- **Descrizione del compito**
Stampa senza modifiche il brano del testo sull'invalidità civile da "Invalidità civile: quando" a "propria capacità lavorativa.".

━━━ Estratto del documento ━━━

Gli invalidi civili parziali (cioè, con percentuale di invalidità compresa tra il 34 e il 99%) hanno diritto a una serie di benefici e prestazioni, come ad esempio l’esenzione dal ticket sanitario, l’iscrizione nel collocamento mirato e diverse agevolazioni per l’acquisto di protesi e ausili.
Gli invalidi civili parziali con una percentuale non inferiore al 74% hanno diritto anche all’assegno mensile di assistenza, una prestazione economica riconosciuta a condizione che il soggetto richiedente abbia scarsi redditi propri.
Invalidi civili totali: a cosa hanno diritto?
Gli invalidi civili totali, cioè riconosciuti tali al 100%, hanno diritto, oltre che a tutti i benefici riconosciuti agli invalidi parziali, alla pensione d’inabilità.
L’importo è il medesimo dell’assegno mensile di assistenza (pari a 313,91 euro aggiornato al 2023) ma il requisito reddituale per potervi accedere è molto più elevato (reddito personale pari a 17.920 euro annui, anziché 5391,88 euro previsto per l’assegno, sempre aggiornato al 2023).
Inoltre, se l’invalido civile totale dimostra di non poter deambulare autonomamente o di non per compiere gli atti della vita quotidiana (vestirsi, mangiare, ecc.), può ottenere anche il riconoscimento dell’indennità di accompagnamento, prestazione economica mensile che prescinde dai limiti reddituali.
Invalidità civile: quando è definitiva?
L’invalidità civile è definitiva quando la commissione medica dell’Inps accerta una riduzione permanente della capacità lavorativa, cioè un’inabilità al lavoro non reversibile.
È il caso del soggetto che ha perso un arto (un braccio o una gamba) oppure un senso (l’udito, la vista, ecc.): in ipotesi del genere, la commissione medica non ritiene necessario fissare una visita di revisione per accertare la permanenza dell’invalidità, atteso il carattere irreversibile della patologia.
L’Inps può ridurre o revocare l’invalidità permanente?
L’Inps può ridurre o perfino revocare l’invalidità definitiva se, a seguito di visita straordinaria, ritiene che il grado di inabilità, da permanente che era, ha subito una riduzione, con conseguente parziale (o totale) riacquisizione della propria capacità lavorativa.

━━━ Estratti delle voci ━━━

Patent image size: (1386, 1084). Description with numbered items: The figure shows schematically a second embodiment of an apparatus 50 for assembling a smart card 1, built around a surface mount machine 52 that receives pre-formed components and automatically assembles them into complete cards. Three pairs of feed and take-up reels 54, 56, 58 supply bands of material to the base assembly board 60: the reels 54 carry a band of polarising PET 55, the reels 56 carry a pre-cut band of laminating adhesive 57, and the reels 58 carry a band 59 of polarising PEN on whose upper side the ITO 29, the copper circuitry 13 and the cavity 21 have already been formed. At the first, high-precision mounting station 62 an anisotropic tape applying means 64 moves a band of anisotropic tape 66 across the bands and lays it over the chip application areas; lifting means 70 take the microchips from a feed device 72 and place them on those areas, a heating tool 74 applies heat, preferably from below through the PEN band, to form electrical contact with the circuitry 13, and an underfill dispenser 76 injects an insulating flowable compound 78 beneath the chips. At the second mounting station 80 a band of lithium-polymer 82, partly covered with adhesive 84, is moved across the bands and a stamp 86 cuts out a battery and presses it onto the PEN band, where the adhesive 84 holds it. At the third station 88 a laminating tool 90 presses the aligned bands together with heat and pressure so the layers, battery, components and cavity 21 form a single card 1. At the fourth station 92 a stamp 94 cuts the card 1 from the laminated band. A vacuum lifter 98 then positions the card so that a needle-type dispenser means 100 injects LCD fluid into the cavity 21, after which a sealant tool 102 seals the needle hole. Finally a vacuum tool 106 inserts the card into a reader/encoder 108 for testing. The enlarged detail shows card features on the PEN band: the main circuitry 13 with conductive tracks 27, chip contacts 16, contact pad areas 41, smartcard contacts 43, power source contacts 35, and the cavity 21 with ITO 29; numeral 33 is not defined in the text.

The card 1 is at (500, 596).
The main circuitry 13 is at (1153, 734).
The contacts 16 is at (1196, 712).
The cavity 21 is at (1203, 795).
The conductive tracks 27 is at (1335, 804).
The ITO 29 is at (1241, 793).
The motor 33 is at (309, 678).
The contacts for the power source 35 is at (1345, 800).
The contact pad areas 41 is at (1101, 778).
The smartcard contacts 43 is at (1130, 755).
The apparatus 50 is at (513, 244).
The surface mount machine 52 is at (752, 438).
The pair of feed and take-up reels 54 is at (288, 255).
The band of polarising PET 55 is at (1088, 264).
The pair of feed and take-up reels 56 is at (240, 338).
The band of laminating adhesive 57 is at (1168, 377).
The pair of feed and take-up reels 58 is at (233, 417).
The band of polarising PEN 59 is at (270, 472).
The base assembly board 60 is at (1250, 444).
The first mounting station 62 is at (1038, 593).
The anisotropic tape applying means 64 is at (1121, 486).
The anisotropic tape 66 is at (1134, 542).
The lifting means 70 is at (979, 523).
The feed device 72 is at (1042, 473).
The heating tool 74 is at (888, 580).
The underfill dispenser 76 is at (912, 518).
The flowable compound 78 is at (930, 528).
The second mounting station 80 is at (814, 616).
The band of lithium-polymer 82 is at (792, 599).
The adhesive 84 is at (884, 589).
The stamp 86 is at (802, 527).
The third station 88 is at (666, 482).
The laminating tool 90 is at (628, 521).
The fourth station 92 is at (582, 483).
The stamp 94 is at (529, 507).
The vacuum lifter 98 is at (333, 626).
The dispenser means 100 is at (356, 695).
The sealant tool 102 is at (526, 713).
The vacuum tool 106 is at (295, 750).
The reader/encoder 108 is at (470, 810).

━━━

- **Spazio risposta**
Invalidità civile: quando è definitiva?
L’invalidità civile è definitiva quando la commissione medica dell’Inps accerta una riduzione permanente della capacità lavorativa, cioè un’inabilità al lavoro non reversibile.
È il caso del soggetto che ha perso un arto (un braccio o una gamba) oppure un senso (l’udito, la vista, ecc.): in ipotesi del genere, la commissione medica non ritiene necessario fissare una visita di revisione per accertare la permanenza dell’invalidità, atteso il carattere irreversibile della patologia.
L’Inps può ridurre o revocare l’invalidità permanente?
L’Inps può ridurre o perfino revocare l’invalidità definitiva se, a seguito di visita straordinaria, ritiene che il grado di inabilità, da permanente che era, ha subito una riduzione, con conseguente parziale (o totale) riacquisizione della propria capacità lavorativa.